DETTAGLI DEL PROBLEMA:
Prosegua il testo sulla proroga della giustizia da remoto nel milleproroghe, riprendendo subito dopo la sua ultima frase.

Le disposizioni in materia di giustizia civile, penale, amministrativa e tributaria sono elencate all’articolo 16 del milleproroghe. Se per molti magistrati la misura è adeguata, per tanti altri avvocati un termine così lungo non è pensabile: “Si poteva procedere con una proroga fino al 31 marzo, come fatto per il processo tributario. E poi in caso rinnovare”, spiega Antonino Galletti, presidente dell’ordine degli avvocati di Roma. Perché il punto è anche questo: la stretta per i processi civili e penali è prevista fino al 31 dicembre 2022, mentre per il processo tributario per ora solo fino al 31 marzo 2022. “Non riconosco alcuna logica in questa scelta del governo. I giudici e gli avvocati amministrativi si infettano meno dei penalisti?”, aggiunge Galletti.

Le norme al centro della questione prevedono diverse modalità nella trattazione dei procedimenti. Per citarne alcune: nel corso delle indagini preliminari pm e polizia giudiziaria possono avvalersi di collegamenti da remoto per quegli atti che richiedono la partecipazione dell’indagato, della persona offesa, di un consulente o di avvocato, “salvo che il difensore… si opponga, quando l’atto richiede la sua presenza”. I detenuti potranno partecipare alle udienze tramite videocollegamento. E ancora: da remoto saranno anche le decisioni collegiali dei processi civili e penali: “Il luogo da cui si collegano i magistrati – dice il decreto legge al quale fa riferimento il milleproroghe – è considerato Camera di consiglio a tutti gli effetti di legge”. Norme contestate da più di un avvocato. Per Cesare Placanica, responsabile dell’osservatorio “Unione Camere Penali sul giusto processo”, “questa proroga danneggia la sacralità del processo, e con esso anche i diritti di indagati e detenuti. Come si può pretendere che avvocati, indagati, pm e giudici, ognuno da una parte diversa perché collegati da remoto, riescano a confrontarsi in modo corretto? Il giudice inoltre non ha sottomano tutte le carte processuali. In camera di consiglio il fascicolo è sul tavolo, cosa che non avviene nelle udienze da remoto. La mancanza di fisicità del fascicolo evita che vi sia una reale collegialità delle decisioni”.

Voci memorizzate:
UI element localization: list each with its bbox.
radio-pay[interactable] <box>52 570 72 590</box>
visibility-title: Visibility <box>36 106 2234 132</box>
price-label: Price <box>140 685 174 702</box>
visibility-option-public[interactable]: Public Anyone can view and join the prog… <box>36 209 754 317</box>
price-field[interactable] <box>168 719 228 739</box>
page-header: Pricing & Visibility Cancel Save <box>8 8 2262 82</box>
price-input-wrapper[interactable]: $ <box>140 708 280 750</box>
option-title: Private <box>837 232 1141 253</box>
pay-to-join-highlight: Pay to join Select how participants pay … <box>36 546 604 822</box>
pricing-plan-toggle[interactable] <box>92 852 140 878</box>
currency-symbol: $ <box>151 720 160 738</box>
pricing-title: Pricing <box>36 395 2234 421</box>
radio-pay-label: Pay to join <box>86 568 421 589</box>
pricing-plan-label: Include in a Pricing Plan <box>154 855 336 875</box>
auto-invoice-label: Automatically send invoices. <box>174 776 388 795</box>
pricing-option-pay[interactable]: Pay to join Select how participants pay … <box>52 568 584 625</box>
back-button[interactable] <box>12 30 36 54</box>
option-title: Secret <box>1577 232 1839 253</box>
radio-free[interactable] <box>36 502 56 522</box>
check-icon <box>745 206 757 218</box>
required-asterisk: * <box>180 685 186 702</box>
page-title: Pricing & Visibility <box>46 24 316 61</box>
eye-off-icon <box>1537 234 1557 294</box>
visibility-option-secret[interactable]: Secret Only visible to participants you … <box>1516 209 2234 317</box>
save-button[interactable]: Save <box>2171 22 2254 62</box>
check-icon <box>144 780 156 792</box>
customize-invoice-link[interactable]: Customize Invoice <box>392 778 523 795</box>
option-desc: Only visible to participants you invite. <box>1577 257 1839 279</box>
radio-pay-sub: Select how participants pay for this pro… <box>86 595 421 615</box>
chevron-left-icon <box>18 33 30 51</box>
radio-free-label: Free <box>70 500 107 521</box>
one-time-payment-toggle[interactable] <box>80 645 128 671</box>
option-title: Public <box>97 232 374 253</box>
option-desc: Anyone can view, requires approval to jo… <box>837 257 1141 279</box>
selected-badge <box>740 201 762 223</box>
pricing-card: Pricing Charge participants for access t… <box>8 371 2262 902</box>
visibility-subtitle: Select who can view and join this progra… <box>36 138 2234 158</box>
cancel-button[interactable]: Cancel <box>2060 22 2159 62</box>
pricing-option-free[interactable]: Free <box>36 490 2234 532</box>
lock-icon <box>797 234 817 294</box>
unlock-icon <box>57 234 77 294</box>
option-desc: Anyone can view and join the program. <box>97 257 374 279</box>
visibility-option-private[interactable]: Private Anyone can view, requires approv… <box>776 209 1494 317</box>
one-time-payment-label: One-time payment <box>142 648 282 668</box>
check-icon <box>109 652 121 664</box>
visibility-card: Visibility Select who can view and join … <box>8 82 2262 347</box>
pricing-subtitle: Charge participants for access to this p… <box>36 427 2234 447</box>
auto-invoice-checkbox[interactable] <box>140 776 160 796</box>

RISPOSTA AL PROBLEMA:
Sulla stessa linea l’avvocato Galletti. “Le disposizioni sui processi – spiega – sono state prolungate non si capisce in base a quale calcolo statistico, senza nessuna previsione, fino al 31 dicembre: è un termine sicuramente eccessivo soprattutto in alcuni settori come il penale dove l’oralità ha un ruolo importante”. Per aggirare l’ostacolo in alcuni distretti sono stati creati dei protocolli d’intesa: “Come è avvenuto a Roma – prosegue Galletti – dove per le sentente è previsto che i magistrati si riuniscano fisicamente in Corte d’appello. Invece questo provvedimento consente al collegio di riunirsi da remoto, ognuno da casa propria. Nessuno si sente tranquillo a farsi giudicare da tre magistrati di cui uno in ciabatte a casa, l’altro al mare e un altro ancora a Cortina…”.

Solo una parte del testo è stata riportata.